- [Goal of the exercise]: Go through the listing and pick out each line with the word "plus" in it.

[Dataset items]

========================

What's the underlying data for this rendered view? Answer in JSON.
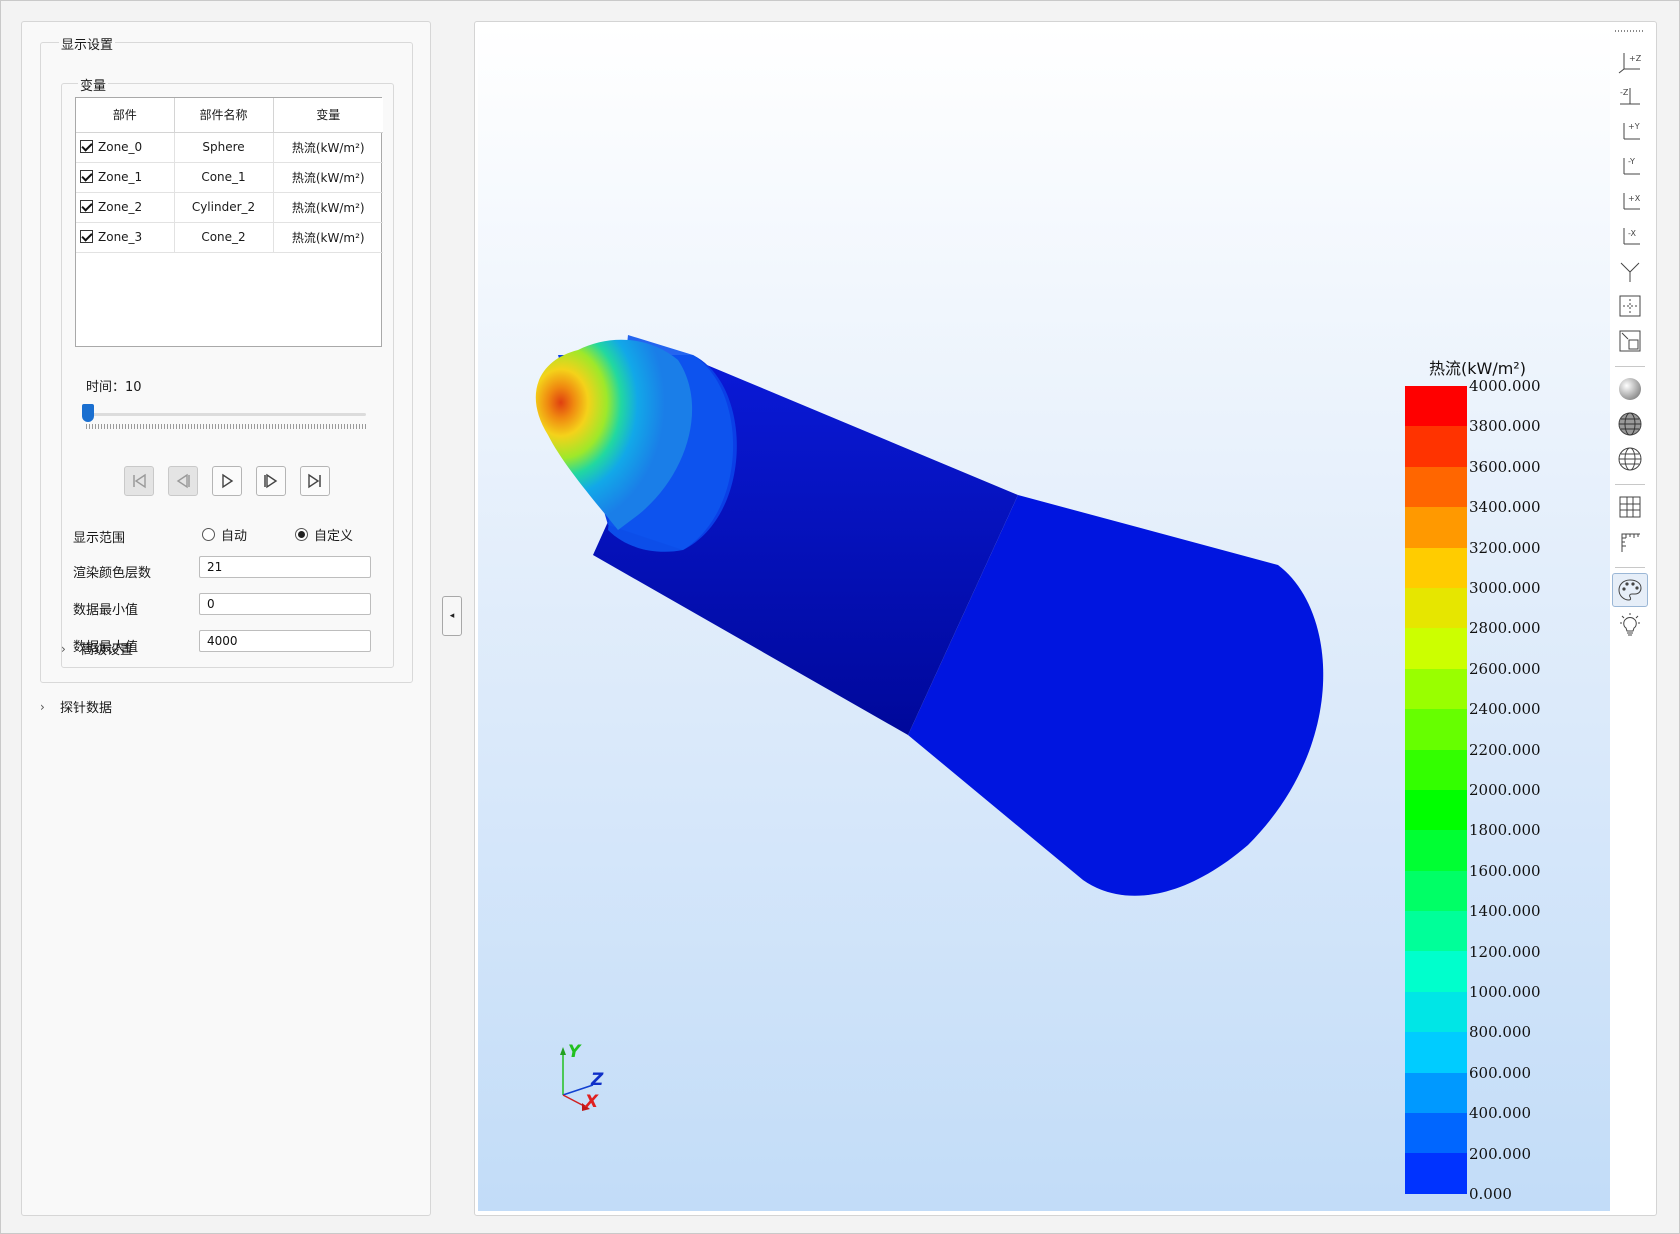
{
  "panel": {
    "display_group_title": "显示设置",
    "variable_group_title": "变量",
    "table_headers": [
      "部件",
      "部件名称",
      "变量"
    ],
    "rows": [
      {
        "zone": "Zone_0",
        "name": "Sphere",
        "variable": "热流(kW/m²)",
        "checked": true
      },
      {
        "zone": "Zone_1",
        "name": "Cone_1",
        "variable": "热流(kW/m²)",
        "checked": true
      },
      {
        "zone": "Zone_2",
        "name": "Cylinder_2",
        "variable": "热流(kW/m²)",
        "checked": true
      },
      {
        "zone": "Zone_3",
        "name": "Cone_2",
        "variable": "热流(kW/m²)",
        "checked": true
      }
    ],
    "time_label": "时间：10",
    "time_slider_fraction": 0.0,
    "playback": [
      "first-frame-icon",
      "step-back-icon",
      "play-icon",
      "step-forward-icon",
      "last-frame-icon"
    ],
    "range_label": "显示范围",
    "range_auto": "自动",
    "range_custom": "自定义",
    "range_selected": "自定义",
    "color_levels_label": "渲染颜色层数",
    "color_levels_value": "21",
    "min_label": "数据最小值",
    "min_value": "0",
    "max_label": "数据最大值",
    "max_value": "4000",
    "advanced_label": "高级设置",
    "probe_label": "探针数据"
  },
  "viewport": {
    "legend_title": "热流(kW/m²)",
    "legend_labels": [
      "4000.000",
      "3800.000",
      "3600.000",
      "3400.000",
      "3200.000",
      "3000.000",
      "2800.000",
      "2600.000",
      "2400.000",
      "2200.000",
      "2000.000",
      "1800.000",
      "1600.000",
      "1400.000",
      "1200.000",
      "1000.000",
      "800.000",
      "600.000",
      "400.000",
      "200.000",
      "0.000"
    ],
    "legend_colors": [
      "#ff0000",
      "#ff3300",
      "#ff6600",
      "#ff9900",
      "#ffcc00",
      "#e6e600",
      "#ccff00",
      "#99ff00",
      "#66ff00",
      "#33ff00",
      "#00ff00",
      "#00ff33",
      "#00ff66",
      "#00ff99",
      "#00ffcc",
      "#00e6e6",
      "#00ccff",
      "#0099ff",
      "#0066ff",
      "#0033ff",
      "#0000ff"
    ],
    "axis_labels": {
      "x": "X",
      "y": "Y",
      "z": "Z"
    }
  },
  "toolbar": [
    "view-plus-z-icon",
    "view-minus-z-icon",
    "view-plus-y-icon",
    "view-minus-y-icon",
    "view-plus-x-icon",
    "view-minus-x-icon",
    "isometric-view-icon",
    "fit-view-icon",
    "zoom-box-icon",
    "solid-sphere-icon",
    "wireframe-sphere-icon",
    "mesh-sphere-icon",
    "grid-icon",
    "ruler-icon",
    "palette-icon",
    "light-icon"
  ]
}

========================

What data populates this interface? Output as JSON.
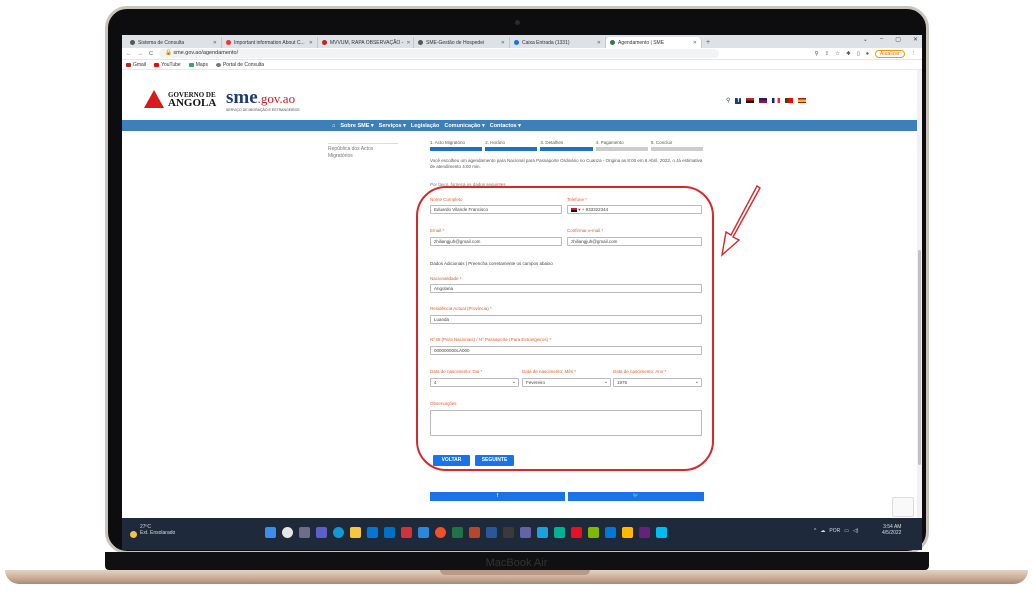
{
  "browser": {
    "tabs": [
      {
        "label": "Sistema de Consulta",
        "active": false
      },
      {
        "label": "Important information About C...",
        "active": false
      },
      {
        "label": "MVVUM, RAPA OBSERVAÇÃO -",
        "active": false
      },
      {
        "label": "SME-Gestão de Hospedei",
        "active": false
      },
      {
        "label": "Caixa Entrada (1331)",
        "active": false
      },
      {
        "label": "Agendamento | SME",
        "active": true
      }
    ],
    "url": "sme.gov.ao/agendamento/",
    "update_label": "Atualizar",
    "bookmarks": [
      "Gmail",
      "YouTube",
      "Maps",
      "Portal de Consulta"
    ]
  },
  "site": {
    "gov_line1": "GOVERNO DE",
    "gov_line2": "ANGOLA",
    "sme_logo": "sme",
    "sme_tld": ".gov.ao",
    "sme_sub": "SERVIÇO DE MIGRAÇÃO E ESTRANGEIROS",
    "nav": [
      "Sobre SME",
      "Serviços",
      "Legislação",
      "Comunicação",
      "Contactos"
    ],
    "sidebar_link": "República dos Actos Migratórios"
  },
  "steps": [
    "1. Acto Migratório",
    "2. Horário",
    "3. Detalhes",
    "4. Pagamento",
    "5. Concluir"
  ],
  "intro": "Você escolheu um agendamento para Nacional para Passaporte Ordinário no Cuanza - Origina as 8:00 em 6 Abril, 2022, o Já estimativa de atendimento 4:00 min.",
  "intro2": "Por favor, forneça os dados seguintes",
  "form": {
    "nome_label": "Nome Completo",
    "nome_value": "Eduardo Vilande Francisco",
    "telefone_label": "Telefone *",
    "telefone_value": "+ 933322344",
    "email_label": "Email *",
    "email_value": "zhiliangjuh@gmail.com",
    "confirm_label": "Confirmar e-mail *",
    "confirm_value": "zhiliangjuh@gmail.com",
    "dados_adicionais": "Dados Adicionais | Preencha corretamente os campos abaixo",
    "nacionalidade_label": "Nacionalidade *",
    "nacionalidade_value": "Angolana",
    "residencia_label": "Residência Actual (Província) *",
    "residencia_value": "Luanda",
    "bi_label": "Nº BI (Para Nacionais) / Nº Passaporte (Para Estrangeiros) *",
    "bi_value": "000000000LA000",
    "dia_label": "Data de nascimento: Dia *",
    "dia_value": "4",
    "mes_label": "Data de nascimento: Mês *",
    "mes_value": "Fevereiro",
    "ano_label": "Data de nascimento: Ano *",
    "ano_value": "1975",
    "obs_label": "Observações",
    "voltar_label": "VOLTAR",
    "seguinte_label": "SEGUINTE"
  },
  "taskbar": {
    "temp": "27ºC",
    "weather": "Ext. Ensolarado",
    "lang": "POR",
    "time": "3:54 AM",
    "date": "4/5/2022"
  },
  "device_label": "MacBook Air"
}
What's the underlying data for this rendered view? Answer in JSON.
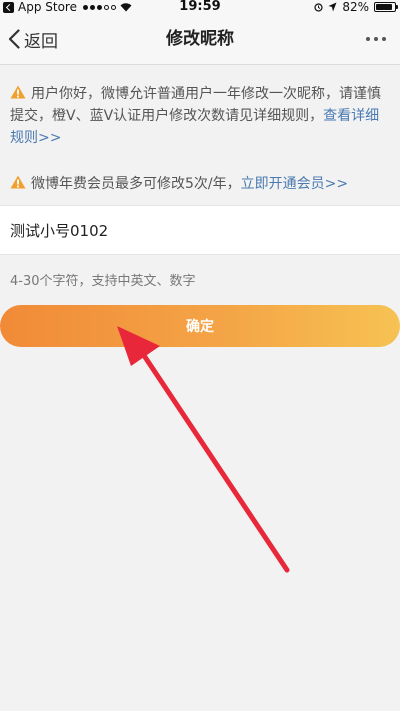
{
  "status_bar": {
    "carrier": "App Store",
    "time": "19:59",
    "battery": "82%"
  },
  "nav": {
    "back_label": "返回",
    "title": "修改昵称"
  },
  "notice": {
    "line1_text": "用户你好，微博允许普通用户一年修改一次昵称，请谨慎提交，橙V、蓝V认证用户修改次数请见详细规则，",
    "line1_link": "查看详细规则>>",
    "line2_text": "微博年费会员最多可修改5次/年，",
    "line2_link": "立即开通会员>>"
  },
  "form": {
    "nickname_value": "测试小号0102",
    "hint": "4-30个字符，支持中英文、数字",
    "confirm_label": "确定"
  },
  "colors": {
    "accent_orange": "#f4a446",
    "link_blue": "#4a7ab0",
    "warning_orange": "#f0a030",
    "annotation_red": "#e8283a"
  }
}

========================

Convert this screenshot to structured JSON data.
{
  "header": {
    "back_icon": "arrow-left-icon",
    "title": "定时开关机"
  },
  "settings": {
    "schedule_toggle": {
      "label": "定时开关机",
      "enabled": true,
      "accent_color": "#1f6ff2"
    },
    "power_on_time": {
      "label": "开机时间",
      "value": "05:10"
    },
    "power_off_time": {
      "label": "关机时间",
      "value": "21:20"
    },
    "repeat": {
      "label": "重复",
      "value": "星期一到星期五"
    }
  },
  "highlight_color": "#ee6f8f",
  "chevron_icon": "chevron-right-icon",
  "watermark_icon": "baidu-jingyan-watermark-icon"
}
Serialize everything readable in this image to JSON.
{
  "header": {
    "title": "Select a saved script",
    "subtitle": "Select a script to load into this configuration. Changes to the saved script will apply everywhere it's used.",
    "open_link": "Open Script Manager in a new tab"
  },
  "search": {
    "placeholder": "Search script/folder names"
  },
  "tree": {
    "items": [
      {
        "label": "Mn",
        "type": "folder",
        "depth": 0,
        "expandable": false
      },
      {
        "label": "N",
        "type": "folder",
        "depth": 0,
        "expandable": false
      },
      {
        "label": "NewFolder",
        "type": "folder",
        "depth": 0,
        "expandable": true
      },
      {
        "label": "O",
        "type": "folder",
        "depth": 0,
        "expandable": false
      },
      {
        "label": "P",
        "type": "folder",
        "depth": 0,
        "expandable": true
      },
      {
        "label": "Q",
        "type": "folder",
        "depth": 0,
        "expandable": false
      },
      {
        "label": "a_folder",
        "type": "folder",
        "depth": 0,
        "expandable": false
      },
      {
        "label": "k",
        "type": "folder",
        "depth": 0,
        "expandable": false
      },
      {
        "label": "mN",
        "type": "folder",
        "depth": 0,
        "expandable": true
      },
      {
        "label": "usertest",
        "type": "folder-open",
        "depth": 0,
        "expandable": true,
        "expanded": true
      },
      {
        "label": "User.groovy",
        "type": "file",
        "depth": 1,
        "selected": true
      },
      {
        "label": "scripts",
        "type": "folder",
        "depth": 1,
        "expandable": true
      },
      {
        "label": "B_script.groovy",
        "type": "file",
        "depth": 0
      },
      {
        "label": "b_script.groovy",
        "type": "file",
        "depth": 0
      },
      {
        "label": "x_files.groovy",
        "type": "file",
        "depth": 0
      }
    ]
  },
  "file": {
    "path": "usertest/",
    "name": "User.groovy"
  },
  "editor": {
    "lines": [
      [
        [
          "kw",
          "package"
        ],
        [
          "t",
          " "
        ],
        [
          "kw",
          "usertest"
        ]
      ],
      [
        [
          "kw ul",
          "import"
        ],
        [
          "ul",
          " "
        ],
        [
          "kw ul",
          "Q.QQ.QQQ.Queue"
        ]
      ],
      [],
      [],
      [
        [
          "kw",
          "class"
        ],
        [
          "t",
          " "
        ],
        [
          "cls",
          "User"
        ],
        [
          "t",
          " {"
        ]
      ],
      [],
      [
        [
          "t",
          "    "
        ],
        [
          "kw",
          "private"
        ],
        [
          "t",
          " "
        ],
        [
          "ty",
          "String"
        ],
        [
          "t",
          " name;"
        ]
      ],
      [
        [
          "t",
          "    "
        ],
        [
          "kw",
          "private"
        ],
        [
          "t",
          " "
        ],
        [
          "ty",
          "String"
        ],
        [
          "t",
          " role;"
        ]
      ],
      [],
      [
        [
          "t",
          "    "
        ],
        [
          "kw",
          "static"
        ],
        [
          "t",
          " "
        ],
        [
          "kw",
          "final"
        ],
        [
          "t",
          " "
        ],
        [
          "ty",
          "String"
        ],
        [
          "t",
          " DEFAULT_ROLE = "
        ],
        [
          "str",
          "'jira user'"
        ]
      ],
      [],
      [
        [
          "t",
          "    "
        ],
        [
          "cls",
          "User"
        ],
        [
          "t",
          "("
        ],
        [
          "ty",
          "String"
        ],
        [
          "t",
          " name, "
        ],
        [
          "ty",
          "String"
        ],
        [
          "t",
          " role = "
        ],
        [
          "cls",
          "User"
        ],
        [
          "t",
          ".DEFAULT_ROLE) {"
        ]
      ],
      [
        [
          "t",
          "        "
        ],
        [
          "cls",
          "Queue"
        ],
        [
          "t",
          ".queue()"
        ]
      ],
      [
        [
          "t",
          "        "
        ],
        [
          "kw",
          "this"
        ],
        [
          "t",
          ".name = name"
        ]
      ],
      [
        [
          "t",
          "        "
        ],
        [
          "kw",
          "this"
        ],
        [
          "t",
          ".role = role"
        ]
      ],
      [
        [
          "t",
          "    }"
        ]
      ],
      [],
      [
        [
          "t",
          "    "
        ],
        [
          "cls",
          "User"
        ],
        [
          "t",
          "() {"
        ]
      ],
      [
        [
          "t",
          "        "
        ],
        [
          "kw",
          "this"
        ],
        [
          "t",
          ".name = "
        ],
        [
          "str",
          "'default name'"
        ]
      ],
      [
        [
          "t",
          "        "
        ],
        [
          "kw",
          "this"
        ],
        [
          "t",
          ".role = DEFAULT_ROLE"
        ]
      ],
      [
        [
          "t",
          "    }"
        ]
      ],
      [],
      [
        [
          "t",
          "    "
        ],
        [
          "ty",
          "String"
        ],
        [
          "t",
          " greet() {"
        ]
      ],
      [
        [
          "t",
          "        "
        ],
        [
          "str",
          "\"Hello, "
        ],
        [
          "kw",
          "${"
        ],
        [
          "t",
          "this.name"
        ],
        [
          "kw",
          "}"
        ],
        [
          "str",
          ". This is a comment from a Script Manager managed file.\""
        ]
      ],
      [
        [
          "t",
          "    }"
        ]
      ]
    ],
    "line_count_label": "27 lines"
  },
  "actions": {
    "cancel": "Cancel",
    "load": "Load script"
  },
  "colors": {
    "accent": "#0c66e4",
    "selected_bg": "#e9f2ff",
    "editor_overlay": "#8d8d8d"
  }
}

========================

- [Correct answer]:
    "view-plus-z-icon",
    "view-plus-y-icon",
    "view-plus-x-icon",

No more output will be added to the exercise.